* **Consignes de travail**:
[A] D'après le témoignage, à quelle date a eu lieu le premier tour des élections présidentielles ?
[B] Reformule sous forme de liste JSON de chaînes, une chaîne par ligne et sans les lignes vides, les entrées depuis leur toute première ligne jusqu'à celle qui contient "356, 108, 372]", incluse.

Témoignage d’une personne malvoyante sur l’usage des machines à voter

D’après un mail de Patrice RADIGUET (Castanet-Tolosan-31) sur la liste de discussion accessibilité-numérique

Vous avez dit devoir électoral !

Dimanche 22 avril, 1er tour des élections présidentielles en notre beau pays

de France... Ca tombe bien, dans notre Sud-Ouest, le temps est chaud et radieux.

Ayant eu une matinée de dimanche bien chargée en réunions, je décide d’accomplir mon devoir électoral avant de rentrer chez moi pour y prendre mon repas de " midi "... En fait, il est déjà plus de

13 heures.

Habituellement, cette formalité, surtout en cette heure de repas, est rapide et, c’est avec un vif étonnement qu’en arrivant devant mon bureau de vote assigné, je me trouve confronté à une queue qui dépasse très largement les portes de la salle qui sert de bureau de vote ...

* **Données fournies**:
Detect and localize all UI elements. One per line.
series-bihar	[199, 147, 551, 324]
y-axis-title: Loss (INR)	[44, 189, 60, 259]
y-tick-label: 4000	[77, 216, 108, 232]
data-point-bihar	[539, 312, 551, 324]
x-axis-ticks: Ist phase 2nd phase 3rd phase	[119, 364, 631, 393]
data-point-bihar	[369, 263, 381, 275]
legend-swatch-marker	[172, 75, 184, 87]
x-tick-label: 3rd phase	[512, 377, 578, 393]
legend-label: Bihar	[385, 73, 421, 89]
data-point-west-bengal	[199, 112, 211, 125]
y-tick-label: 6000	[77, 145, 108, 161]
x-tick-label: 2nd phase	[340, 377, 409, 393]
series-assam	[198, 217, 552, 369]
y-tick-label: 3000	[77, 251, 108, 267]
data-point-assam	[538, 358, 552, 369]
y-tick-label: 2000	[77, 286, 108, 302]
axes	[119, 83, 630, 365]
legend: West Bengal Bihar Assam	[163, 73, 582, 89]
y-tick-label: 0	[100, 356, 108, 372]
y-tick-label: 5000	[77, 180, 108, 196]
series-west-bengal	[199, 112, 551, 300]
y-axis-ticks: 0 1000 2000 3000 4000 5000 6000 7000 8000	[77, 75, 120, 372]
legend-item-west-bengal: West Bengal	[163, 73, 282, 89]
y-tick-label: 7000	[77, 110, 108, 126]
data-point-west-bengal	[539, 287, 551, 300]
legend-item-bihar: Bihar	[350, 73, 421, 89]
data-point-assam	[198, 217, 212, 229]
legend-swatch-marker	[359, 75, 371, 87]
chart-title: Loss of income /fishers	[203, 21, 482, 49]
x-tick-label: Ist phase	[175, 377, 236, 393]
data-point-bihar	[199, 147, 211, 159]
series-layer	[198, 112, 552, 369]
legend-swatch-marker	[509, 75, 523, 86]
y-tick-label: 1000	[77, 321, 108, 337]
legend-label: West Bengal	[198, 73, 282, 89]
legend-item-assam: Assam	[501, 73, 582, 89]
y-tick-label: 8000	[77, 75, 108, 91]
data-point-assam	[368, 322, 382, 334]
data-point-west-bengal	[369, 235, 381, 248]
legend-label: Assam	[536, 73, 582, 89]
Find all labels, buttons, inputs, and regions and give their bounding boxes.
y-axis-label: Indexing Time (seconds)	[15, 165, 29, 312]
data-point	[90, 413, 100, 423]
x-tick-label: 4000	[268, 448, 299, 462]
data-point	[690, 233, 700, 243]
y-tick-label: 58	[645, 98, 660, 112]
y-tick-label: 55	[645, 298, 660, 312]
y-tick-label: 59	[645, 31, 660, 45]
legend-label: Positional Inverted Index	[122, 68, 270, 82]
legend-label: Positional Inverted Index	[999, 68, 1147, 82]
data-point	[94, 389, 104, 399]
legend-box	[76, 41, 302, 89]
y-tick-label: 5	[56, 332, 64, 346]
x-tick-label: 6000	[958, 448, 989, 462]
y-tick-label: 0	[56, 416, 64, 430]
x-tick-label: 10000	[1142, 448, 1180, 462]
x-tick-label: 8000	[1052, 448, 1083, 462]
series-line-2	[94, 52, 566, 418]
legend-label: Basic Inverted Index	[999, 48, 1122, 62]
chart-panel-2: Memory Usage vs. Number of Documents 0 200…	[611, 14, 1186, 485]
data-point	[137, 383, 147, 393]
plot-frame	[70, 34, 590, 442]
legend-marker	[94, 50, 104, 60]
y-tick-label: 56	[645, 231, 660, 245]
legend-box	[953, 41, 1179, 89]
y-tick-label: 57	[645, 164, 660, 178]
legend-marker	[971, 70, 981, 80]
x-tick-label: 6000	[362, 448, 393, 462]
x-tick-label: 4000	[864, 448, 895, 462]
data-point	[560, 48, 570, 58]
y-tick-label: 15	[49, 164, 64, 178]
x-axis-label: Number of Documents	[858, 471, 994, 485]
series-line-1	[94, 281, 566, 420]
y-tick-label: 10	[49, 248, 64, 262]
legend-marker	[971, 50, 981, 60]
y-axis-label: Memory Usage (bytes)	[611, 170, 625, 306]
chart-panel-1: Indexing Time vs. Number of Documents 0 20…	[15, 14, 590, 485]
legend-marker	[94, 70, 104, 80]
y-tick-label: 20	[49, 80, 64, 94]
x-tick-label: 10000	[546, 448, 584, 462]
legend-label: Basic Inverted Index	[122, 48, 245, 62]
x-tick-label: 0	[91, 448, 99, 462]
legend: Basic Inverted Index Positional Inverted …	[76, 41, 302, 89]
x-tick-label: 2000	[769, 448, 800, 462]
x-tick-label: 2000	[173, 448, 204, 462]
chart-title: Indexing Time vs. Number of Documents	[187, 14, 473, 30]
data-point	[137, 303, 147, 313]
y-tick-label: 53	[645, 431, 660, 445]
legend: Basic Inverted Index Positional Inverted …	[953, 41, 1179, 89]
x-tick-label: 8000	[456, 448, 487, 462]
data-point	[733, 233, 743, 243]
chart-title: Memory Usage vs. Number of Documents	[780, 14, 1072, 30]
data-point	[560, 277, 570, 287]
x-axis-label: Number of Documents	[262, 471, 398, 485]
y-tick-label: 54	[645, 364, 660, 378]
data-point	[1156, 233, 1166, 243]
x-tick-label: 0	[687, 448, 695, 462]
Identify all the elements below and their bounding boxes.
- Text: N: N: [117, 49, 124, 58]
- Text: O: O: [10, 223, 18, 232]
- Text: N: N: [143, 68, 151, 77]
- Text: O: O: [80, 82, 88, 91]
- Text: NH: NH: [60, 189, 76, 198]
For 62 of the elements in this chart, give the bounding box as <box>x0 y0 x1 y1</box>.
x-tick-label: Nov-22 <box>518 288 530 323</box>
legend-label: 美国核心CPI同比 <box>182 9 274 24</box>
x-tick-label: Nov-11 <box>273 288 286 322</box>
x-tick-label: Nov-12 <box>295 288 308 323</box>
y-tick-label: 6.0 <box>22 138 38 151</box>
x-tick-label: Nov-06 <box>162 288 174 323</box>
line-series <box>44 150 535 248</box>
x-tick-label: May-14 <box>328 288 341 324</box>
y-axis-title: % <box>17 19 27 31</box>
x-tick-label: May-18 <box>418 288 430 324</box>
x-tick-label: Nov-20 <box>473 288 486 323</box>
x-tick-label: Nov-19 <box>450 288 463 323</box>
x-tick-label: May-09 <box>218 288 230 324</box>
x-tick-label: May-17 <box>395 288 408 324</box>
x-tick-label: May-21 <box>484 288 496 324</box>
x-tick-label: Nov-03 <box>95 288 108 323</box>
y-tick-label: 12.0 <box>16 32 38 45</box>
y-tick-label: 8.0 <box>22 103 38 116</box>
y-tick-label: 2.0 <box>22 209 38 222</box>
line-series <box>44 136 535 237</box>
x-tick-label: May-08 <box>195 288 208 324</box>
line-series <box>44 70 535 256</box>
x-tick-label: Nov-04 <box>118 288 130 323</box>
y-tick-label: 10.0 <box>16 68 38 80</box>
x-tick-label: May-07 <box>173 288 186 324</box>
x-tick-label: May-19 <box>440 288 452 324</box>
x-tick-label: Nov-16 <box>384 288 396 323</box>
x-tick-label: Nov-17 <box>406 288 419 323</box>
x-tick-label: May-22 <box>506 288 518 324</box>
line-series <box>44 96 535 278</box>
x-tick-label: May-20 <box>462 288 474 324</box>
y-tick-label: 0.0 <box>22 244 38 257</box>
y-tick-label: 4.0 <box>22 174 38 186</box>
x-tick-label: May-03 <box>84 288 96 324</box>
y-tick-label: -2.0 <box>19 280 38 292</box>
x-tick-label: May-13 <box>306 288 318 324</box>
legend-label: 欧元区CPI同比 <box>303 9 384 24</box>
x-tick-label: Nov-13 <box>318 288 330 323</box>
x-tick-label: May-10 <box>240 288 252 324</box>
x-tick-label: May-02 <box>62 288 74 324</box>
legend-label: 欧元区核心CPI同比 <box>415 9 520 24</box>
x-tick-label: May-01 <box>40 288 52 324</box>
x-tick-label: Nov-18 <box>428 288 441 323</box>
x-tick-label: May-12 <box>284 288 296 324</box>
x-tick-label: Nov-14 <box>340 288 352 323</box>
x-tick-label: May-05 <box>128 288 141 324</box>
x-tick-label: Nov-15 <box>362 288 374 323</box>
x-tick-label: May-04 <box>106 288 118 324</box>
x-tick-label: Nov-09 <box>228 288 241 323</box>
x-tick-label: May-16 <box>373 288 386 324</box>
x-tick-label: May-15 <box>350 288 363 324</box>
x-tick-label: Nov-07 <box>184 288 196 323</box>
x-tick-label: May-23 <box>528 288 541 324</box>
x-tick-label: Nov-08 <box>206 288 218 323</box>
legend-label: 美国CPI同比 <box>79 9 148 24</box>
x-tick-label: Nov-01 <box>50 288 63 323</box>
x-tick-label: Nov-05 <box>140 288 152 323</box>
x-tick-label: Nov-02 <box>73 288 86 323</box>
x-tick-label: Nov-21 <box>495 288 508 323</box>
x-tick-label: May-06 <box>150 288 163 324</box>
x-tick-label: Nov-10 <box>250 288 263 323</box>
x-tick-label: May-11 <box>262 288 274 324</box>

* **Réponses aux consignes**:
[A] Le dimanche 22 avril.

[B]
[
  "Detect and localize all UI elements. One per line.",
  "series-bihar\t[199, 147, 551, 324]",
  "y-axis-title: Loss (INR)\t[44, 189, 60, 259]",
  "y-tick-label: 4000\t[77, 216, 108, 232]",
  "data-point-bihar\t[539, 312, 551, 324]",
  "x-axis-ticks: Ist phase 2nd phase 3rd phase\t[119, 364, 631, 393]",
  "data-point-bihar\t[369, 263, 381, 275]",
  "legend-swatch-marker\t[172, 75, 184, 87]",
  "x-tick-label: 3rd phase\t[512, 377, 578, 393]",
  "legend-label: Bihar\t[385, 73, 421, 89]",
  "data-point-west-bengal\t[199, 112, 211, 125]",
  "y-tick-label: 6000\t[77, 145, 108, 161]",
  "x-tick-label: 2nd phase\t[340, 377, 409, 393]",
  "series-assam\t[198, 217, 552, 369]",
  "y-tick-label: 3000\t[77, 251, 108, 267]",
  "data-point-assam\t[538, 358, 552, 369]",
  "y-tick-label: 2000\t[77, 286, 108, 302]",
  "axes\t[119, 83, 630, 365]",
  "legend: West Bengal Bihar Assam\t[163, 73, 582, 89]",
  "y-tick-label: 0\t[100, 356, 108, 372]"
]